Filter the listing and keep only the lines with the word "name".

_ _ _

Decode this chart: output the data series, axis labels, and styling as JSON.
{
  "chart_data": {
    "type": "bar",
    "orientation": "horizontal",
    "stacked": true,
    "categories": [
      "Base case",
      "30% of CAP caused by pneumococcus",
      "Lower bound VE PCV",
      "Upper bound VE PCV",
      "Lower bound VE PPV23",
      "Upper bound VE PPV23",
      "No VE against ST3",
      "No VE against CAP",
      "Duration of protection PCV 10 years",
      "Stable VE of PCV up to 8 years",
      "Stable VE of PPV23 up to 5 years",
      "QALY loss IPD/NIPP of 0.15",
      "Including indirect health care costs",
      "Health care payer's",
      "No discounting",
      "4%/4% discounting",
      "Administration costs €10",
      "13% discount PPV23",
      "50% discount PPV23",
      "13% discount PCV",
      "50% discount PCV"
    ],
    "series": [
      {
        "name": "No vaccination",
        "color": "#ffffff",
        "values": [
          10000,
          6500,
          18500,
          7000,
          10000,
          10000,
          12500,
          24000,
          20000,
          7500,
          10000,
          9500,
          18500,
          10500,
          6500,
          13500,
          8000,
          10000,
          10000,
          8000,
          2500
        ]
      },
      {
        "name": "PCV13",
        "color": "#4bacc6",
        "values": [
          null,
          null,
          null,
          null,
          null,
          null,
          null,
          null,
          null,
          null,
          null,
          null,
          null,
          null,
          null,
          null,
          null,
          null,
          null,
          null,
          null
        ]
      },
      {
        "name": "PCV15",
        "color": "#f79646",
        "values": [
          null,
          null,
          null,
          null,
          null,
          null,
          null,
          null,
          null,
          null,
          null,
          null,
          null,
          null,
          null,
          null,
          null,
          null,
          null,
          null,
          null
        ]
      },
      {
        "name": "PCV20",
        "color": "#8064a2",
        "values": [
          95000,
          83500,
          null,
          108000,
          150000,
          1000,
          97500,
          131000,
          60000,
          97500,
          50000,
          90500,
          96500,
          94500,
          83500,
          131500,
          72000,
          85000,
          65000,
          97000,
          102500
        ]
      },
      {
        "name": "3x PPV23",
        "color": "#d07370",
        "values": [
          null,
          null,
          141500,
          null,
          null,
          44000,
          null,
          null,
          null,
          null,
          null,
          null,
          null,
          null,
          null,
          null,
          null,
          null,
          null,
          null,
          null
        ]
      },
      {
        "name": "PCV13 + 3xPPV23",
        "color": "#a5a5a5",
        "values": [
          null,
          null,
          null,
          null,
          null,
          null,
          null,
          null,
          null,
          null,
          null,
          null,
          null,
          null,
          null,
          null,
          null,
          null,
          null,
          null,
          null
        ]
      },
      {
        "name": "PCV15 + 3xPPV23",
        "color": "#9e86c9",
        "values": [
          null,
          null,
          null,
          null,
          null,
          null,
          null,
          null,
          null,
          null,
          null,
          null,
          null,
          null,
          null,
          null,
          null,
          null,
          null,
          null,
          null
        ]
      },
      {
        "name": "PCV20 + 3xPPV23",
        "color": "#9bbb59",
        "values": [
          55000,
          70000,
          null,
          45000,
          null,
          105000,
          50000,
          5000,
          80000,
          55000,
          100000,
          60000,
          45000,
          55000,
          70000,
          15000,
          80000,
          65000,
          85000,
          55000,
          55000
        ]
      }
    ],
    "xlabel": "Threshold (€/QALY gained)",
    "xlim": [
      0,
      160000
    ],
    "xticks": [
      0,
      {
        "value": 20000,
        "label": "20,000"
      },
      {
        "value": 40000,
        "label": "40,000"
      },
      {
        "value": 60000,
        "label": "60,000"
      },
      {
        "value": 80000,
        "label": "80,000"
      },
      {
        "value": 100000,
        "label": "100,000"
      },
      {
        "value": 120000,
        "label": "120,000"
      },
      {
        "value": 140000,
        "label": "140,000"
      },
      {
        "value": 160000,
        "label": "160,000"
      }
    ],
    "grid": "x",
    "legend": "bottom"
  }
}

_ _ _

__Result of the task__:
        "name": "No vaccination",
        "name": "PCV13",
        "name": "PCV15",
        "name": "PCV20",
        "name": "3x PPV23",
        "name": "PCV13 + 3xPPV23",
        "name": "PCV15 + 3xPPV23",
        "name": "PCV20 + 3xPPV23",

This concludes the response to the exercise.